Layout element entries

++++

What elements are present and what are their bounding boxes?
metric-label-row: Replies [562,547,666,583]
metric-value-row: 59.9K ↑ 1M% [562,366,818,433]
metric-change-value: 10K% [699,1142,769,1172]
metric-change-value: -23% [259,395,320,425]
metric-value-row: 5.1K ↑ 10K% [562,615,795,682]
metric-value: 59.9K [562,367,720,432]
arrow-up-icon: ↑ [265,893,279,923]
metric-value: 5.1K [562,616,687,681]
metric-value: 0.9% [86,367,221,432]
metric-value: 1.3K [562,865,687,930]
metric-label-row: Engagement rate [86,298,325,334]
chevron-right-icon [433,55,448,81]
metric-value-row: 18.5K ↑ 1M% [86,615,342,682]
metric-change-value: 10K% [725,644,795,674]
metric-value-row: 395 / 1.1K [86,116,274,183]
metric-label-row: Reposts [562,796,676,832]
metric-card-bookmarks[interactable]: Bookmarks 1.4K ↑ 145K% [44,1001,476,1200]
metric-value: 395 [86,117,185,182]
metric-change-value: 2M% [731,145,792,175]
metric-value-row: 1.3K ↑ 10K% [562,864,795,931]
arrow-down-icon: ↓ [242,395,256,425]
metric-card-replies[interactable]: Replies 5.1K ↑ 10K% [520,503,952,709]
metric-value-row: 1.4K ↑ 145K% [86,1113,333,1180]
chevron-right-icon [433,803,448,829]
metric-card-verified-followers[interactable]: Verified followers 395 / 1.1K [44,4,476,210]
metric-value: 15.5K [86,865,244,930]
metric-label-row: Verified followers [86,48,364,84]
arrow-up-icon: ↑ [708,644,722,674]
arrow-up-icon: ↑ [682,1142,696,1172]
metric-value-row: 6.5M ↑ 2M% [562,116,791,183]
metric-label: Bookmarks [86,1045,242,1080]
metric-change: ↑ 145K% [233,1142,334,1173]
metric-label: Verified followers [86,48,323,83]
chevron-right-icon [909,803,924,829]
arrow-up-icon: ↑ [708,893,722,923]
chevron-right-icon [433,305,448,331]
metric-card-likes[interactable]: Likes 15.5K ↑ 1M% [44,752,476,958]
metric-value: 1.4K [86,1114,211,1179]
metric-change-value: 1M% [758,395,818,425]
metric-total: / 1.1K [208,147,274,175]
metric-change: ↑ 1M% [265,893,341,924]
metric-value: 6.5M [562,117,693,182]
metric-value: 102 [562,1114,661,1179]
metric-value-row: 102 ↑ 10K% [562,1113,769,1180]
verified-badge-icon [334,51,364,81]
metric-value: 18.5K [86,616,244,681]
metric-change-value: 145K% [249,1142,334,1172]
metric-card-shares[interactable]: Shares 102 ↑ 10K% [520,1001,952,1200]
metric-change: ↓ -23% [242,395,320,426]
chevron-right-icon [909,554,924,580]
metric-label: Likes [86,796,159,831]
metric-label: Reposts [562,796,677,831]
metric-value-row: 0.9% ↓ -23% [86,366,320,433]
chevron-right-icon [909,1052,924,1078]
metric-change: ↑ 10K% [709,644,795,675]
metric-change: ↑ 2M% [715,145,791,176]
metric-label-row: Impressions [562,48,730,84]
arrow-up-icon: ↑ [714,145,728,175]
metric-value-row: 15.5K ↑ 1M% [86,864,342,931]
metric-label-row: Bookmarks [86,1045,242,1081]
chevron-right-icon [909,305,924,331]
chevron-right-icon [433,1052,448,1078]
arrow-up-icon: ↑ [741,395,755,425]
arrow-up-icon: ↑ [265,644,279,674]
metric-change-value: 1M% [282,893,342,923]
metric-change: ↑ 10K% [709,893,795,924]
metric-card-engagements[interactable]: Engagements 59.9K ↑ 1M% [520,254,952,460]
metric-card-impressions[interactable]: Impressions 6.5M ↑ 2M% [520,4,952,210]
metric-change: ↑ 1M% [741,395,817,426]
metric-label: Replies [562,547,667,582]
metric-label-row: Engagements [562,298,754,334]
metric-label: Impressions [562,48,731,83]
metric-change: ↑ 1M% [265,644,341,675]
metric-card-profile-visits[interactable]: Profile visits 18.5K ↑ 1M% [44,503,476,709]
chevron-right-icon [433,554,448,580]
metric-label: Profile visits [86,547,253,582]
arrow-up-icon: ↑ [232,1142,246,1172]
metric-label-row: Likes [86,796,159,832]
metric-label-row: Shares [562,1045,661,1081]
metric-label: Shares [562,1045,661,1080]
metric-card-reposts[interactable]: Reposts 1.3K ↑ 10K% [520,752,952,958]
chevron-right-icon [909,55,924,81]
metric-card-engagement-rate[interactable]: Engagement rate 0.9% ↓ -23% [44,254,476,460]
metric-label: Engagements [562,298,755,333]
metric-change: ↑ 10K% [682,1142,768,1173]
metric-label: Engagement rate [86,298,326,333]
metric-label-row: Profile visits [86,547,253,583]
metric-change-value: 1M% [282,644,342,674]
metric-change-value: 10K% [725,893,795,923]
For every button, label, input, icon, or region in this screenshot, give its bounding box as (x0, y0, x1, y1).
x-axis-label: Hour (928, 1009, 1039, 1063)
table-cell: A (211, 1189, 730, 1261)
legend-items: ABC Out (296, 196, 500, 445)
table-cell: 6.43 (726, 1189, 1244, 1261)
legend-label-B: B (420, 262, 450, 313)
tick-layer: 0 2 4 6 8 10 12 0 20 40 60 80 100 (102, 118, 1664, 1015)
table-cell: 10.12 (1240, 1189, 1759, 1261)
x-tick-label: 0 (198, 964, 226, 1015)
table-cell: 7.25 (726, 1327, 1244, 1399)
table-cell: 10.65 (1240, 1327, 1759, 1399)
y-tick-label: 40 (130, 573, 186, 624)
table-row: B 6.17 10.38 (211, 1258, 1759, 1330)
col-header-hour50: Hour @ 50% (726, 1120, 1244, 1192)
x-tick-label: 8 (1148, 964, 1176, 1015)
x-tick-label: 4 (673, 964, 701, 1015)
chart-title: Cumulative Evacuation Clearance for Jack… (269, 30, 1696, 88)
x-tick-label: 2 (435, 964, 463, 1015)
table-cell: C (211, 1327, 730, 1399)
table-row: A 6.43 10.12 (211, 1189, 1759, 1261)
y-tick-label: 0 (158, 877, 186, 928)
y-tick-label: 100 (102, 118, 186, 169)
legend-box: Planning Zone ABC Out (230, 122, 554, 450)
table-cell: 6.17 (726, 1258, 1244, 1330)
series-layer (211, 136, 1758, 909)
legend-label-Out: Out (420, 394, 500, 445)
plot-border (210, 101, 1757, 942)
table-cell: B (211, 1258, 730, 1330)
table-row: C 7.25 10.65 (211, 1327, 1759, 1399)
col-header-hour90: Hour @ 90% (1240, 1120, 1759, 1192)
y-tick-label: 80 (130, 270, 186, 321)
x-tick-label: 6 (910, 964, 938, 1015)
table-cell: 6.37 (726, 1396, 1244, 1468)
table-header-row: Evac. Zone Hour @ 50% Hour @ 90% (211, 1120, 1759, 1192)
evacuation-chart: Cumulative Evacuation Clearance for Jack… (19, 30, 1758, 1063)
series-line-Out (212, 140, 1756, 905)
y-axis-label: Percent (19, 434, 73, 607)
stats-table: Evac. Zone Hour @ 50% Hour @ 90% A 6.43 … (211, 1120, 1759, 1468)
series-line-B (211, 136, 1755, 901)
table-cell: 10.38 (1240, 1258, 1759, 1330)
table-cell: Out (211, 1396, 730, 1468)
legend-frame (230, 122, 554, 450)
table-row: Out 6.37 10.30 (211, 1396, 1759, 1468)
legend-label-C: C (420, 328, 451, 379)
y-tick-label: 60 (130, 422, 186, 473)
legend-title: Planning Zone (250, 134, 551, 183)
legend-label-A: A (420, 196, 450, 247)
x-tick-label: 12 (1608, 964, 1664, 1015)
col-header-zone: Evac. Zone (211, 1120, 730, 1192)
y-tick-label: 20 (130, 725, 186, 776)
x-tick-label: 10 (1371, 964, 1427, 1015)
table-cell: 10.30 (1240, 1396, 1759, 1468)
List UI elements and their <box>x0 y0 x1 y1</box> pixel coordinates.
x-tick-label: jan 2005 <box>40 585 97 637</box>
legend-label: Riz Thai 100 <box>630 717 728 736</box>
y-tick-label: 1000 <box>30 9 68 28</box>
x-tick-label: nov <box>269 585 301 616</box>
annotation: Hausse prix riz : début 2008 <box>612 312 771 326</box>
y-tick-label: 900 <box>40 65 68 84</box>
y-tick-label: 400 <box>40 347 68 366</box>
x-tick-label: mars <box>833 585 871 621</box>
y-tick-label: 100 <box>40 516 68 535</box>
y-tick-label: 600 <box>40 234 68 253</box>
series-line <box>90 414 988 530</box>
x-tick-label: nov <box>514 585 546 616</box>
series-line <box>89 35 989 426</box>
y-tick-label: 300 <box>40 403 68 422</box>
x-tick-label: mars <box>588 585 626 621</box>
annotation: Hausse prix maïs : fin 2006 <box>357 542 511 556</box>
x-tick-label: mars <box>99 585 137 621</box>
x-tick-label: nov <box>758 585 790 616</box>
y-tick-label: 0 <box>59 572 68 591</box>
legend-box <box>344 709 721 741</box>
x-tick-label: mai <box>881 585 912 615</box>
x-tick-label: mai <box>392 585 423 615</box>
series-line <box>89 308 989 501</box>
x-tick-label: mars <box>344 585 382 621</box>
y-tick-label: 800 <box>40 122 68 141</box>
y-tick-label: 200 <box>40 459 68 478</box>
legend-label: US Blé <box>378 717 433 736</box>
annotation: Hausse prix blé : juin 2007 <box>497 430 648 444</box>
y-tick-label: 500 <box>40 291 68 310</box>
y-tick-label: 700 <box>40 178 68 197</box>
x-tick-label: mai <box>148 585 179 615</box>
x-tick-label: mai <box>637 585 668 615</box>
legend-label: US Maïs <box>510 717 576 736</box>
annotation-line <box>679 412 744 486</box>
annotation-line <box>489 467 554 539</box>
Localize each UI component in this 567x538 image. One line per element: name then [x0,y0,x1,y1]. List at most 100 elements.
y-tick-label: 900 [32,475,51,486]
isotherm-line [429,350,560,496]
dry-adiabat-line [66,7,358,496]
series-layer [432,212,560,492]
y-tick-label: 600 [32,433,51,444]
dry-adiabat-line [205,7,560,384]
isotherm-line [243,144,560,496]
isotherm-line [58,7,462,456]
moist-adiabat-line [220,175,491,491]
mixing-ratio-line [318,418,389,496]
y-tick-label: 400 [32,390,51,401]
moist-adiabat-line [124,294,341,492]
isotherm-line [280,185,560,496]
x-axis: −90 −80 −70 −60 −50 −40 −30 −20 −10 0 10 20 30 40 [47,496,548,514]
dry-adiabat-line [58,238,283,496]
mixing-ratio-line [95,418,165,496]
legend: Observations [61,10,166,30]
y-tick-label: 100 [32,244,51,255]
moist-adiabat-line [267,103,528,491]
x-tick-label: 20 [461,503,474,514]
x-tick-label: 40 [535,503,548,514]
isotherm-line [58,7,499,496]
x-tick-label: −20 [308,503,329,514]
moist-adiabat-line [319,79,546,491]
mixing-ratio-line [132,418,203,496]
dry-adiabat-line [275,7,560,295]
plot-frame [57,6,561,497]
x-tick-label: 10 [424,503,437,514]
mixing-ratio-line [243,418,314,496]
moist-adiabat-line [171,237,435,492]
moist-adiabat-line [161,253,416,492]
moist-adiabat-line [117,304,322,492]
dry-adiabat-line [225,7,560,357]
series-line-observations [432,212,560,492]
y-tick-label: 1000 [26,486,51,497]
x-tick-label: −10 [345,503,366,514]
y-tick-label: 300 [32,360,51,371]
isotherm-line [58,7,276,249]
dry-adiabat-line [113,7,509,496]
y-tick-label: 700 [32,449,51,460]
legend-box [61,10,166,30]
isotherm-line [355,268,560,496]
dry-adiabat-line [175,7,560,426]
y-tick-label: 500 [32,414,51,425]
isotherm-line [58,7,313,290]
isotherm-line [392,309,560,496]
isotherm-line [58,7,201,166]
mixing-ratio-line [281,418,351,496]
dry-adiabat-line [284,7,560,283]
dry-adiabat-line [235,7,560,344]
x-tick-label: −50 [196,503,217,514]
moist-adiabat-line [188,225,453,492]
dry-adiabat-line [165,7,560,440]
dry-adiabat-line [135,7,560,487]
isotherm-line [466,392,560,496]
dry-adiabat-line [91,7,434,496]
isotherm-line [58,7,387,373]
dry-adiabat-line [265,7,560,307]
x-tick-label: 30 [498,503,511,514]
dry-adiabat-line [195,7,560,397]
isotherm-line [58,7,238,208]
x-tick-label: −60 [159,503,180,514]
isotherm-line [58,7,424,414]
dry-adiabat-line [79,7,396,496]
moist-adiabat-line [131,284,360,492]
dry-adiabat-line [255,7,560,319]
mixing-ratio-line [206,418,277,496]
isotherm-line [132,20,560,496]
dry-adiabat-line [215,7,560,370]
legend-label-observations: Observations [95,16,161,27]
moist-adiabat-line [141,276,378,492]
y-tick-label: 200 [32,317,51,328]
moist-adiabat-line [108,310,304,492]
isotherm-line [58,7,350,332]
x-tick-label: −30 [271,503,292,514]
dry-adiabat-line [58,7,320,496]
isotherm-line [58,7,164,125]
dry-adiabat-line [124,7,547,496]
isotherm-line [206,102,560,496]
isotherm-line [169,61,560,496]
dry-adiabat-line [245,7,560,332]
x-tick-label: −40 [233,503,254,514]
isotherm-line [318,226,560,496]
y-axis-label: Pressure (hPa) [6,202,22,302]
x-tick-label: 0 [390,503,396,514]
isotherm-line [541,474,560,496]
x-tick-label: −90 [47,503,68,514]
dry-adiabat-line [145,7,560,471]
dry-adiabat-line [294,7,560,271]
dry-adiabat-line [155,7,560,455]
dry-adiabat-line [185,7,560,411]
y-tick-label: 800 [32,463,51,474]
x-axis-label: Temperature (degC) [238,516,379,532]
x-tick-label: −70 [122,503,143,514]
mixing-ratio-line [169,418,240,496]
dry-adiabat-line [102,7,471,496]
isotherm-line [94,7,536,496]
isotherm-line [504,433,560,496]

++++

Can you copy, word for word, the stretch from the start of the material through the line containing "metric-value-row: 395 / 1.1K [86,116,274,183]"?

What elements are present and what are their bounding boxes?
metric-label-row: Replies [562,547,666,583]
metric-value-row: 59.9K ↑ 1M% [562,366,818,433]
metric-change-value: 10K% [699,1142,769,1172]
metric-change-value: -23% [259,395,320,425]
metric-value-row: 5.1K ↑ 10K% [562,615,795,682]
metric-value: 59.9K [562,367,720,432]
arrow-up-icon: ↑ [265,893,279,923]
metric-value: 5.1K [562,616,687,681]
metric-value: 0.9% [86,367,221,432]
metric-value: 1.3K [562,865,687,930]
metric-label-row: Engagement rate [86,298,325,334]
chevron-right-icon [433,55,448,81]
metric-value-row: 18.5K ↑ 1M% [86,615,342,682]
metric-change-value: 10K% [725,644,795,674]
metric-value-row: 395 / 1.1K [86,116,274,183]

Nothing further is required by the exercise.